Given problem: Retype each record below word for word. Leave the pictures out.

-- Information given start --

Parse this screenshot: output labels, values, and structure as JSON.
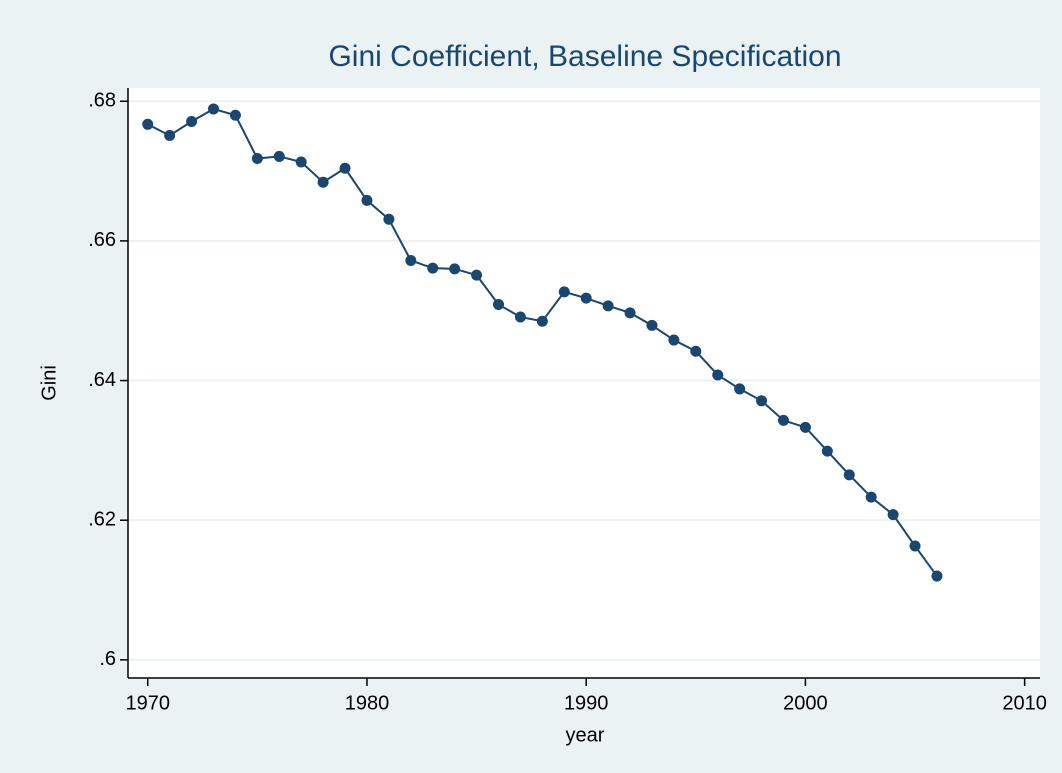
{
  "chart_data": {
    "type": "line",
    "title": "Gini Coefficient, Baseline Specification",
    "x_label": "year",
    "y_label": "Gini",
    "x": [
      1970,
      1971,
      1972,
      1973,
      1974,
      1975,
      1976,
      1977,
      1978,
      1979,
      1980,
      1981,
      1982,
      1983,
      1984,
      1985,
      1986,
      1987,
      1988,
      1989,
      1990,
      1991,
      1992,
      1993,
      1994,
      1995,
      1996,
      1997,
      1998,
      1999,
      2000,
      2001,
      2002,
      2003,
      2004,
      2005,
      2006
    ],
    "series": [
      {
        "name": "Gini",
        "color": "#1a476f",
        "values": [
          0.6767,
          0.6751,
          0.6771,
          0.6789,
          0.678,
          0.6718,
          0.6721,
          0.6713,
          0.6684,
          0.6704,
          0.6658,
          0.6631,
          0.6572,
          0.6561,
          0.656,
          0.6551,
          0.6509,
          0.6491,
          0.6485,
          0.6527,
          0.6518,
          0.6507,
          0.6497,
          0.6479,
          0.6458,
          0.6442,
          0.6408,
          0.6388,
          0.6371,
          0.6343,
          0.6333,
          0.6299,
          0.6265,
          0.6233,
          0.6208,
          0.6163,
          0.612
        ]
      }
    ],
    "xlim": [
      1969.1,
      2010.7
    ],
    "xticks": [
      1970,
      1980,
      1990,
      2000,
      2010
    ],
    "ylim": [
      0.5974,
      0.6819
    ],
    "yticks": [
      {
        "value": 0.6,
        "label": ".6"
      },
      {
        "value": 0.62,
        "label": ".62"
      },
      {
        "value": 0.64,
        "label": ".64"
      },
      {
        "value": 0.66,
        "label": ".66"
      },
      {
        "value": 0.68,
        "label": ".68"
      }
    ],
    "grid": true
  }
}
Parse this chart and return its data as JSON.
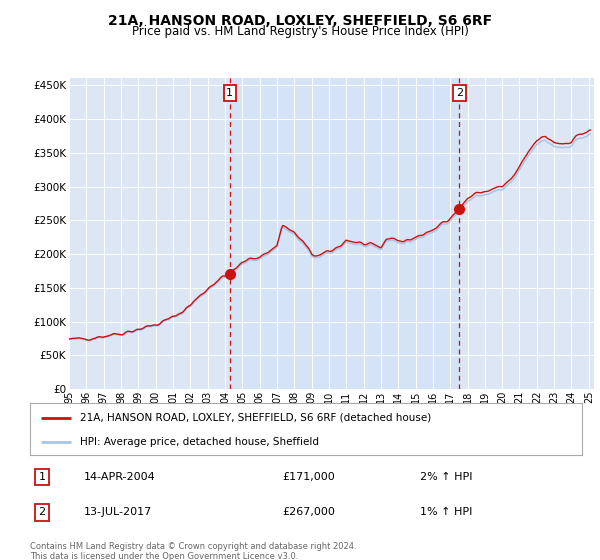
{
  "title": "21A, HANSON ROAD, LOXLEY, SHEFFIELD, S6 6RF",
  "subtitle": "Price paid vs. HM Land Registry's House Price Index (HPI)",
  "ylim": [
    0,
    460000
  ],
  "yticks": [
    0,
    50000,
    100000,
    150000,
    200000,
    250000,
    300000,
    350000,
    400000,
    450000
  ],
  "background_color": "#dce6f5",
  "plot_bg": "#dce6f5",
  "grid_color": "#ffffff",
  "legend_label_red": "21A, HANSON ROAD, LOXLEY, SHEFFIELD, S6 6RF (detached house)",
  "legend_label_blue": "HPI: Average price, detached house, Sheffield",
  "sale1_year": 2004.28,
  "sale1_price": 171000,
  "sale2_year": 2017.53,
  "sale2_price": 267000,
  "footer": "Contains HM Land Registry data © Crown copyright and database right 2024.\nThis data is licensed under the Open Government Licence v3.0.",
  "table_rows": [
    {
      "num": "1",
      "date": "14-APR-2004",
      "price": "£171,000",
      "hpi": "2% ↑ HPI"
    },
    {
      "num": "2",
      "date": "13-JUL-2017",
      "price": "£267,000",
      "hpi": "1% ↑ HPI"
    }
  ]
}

-- Information given end --

Solution:
Parse this screenshot: output labels, values, and structure as JSON.
{
  "chart_data": {
    "type": "line",
    "title": "Gini Coefficient, Baseline Specification",
    "x_label": "year",
    "y_label": "Gini",
    "x": [
      1970,
      1971,
      1972,
      1973,
      1974,
      1975,
      1976,
      1977,
      1978,
      1979,
      1980,
      1981,
      1982,
      1983,
      1984,
      1985,
      1986,
      1987,
      1988,
      1989,
      1990,
      1991,
      1992,
      1993,
      1994,
      1995,
      1996,
      1997,
      1998,
      1999,
      2000,
      2001,
      2002,
      2003,
      2004,
      2005,
      2006
    ],
    "series": [
      {
        "name": "Gini",
        "color": "#1a476f",
        "values": [
          0.6767,
          0.6751,
          0.6771,
          0.6789,
          0.678,
          0.6718,
          0.6721,
          0.6713,
          0.6684,
          0.6704,
          0.6658,
          0.6631,
          0.6572,
          0.6561,
          0.656,
          0.6551,
          0.6509,
          0.6491,
          0.6485,
          0.6527,
          0.6518,
          0.6507,
          0.6497,
          0.6479,
          0.6458,
          0.6442,
          0.6408,
          0.6388,
          0.6371,
          0.6343,
          0.6333,
          0.6299,
          0.6265,
          0.6233,
          0.6208,
          0.6163,
          0.612
        ]
      }
    ],
    "xlim": [
      1969.1,
      2010.7
    ],
    "xticks": [
      1970,
      1980,
      1990,
      2000,
      2010
    ],
    "ylim": [
      0.5974,
      0.6819
    ],
    "yticks": [
      {
        "value": 0.6,
        "label": ".6"
      },
      {
        "value": 0.62,
        "label": ".62"
      },
      {
        "value": 0.64,
        "label": ".64"
      },
      {
        "value": 0.66,
        "label": ".66"
      },
      {
        "value": 0.68,
        "label": ".68"
      }
    ],
    "grid": true
  }
}
Parse this chart and return its data as JSON.
{
  "title": "21A, HANSON ROAD, LOXLEY, SHEFFIELD, S6 6RF",
  "subtitle": "Price paid vs. HM Land Registry's House Price Index (HPI)",
  "ylim": [
    0,
    460000
  ],
  "yticks": [
    0,
    50000,
    100000,
    150000,
    200000,
    250000,
    300000,
    350000,
    400000,
    450000
  ],
  "background_color": "#dce6f5",
  "plot_bg": "#dce6f5",
  "grid_color": "#ffffff",
  "legend_label_red": "21A, HANSON ROAD, LOXLEY, SHEFFIELD, S6 6RF (detached house)",
  "legend_label_blue": "HPI: Average price, detached house, Sheffield",
  "sale1_year": 2004.28,
  "sale1_price": 171000,
  "sale2_year": 2017.53,
  "sale2_price": 267000,
  "footer": "Contains HM Land Registry data © Crown copyright and database right 2024.\nThis data is licensed under the Open Government Licence v3.0.",
  "table_rows": [
    {
      "num": "1",
      "date": "14-APR-2004",
      "price": "£171,000",
      "hpi": "2% ↑ HPI"
    },
    {
      "num": "2",
      "date": "13-JUL-2017",
      "price": "£267,000",
      "hpi": "1% ↑ HPI"
    }
  ]
}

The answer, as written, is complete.